_Given exercise:_ Images are not part of the copy; transcribe all the data exactly.
—————
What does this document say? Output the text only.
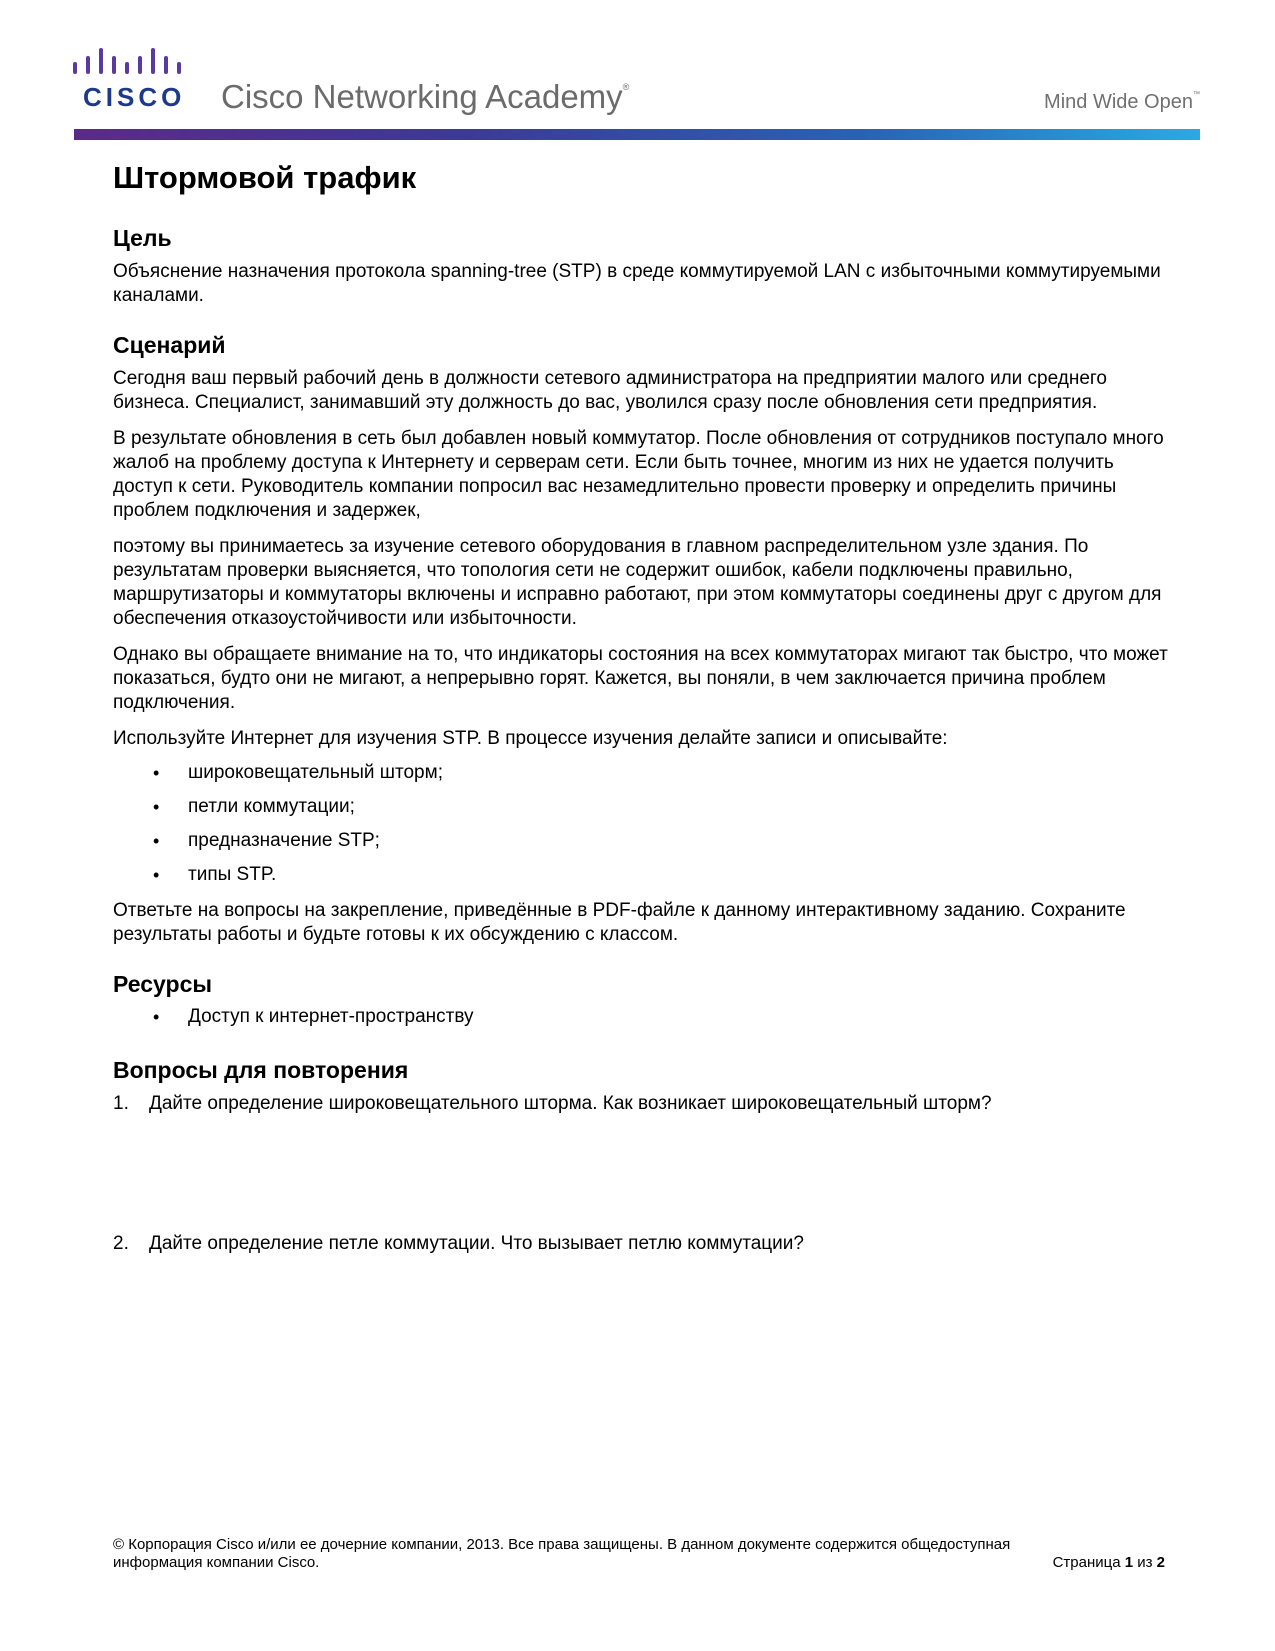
CISCO Cisco Networking Academy®
Mind Wide Open™
Штормовой трафик
Цель

Объяснение назначения протокола spanning-tree (STP) в среде коммутируемой LAN с избыточными коммутируемыми каналами.

Сценарий

Сегодня ваш первый рабочий день в должности сетевого администратора на предприятии малого или среднего бизнеса. Специалист, занимавший эту должность до вас, уволился сразу после обновления сети предприятия.

В результате обновления в сеть был добавлен новый коммутатор. После обновления от сотрудников поступало много жалоб на проблему доступа к Интернету и серверам сети. Если быть точнее, многим из них не удается получить доступ к сети. Руководитель компании попросил вас незамедлительно провести проверку и определить причины проблем подключения и задержек,

поэтому вы принимаетесь за изучение сетевого оборудования в главном распределительном узле здания. По результатам проверки выясняется, что топология сети не содержит ошибок, кабели подключены правильно, маршрутизаторы и коммутаторы включены и исправно работают, при этом коммутаторы соединены друг с другом для обеспечения отказоустойчивости или избыточности.

Однако вы обращаете внимание на то, что индикаторы состояния на всех коммутаторах мигают так быстро, что может показаться, будто они не мигают, а непрерывно горят. Кажется, вы поняли, в чем заключается причина проблем подключения.

Используйте Интернет для изучения STP. В процессе изучения делайте записи и описывайте:

• широковещательный шторм;
• петли коммутации;
• предназначение STP;
• типы STP.

Ответьте на вопросы на закрепление, приведённые в PDF-файле к данному интерактивному заданию. Сохраните результаты работы и будьте готовы к их обсуждению с классом.

Ресурсы
• Доступ к интернет-пространству
Вопросы для повторения
1. Дайте определение широковещательного шторма. Как возникает широковещательный шторм?
2. Дайте определение петле коммутации. Что вызывает петлю коммутации?
© Корпорация Cisco и/или ее дочерние компании, 2013. Все права защищены. В данном документе содержится общедоступная информация компании Cisco.	Страница 1 из 2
—————
_Exercise answer:_
What does this document say? Output the text only.
CISCO Cisco Networking Academy®
Mind Wide Open™
Штормовой трафик
Цель

Объяснение назначения протокола spanning-tree (STP) в среде коммутируемой LAN с избыточными коммутируемыми каналами.

Сценарий

Сегодня ваш первый рабочий день в должности сетевого администратора на предприятии малого или среднего бизнеса. Специалист, занимавший эту должность до вас, уволился сразу после обновления сети предприятия.

В результате обновления в сеть был добавлен новый коммутатор. После обновления от сотрудников поступало много жалоб на проблему доступа к Интернету и серверам сети. Если быть точнее, многим из них не удается получить доступ к сети. Руководитель компании попросил вас незамедлительно провести проверку и определить причины проблем подключения и задержек,

поэтому вы принимаетесь за изучение сетевого оборудования в главном распределительном узле здания. По результатам проверки выясняется, что топология сети не содержит ошибок, кабели подключены правильно, маршрутизаторы и коммутаторы включены и исправно работают, при этом коммутаторы соединены друг с другом для обеспечения отказоустойчивости или избыточности.

Однако вы обращаете внимание на то, что индикаторы состояния на всех коммутаторах мигают так быстро, что может показаться, будто они не мигают, а непрерывно горят. Кажется, вы поняли, в чем заключается причина проблем подключения.

Используйте Интернет для изучения STP. В процессе изучения делайте записи и описывайте:

• широковещательный шторм;
• петли коммутации;
• предназначение STP;
• типы STP.

Ответьте на вопросы на закрепление, приведённые в PDF-файле к данному интерактивному заданию. Сохраните результаты работы и будьте готовы к их обсуждению с классом.

Ресурсы
• Доступ к интернет-пространству
Вопросы для повторения
1. Дайте определение широковещательного шторма. Как возникает широковещательный шторм?
2. Дайте определение петле коммутации. Что вызывает петлю коммутации?
© Корпорация Cisco и/или ее дочерние компании, 2013. Все права защищены. В данном документе содержится общедоступная информация компании Cisco.	Страница 1 из 2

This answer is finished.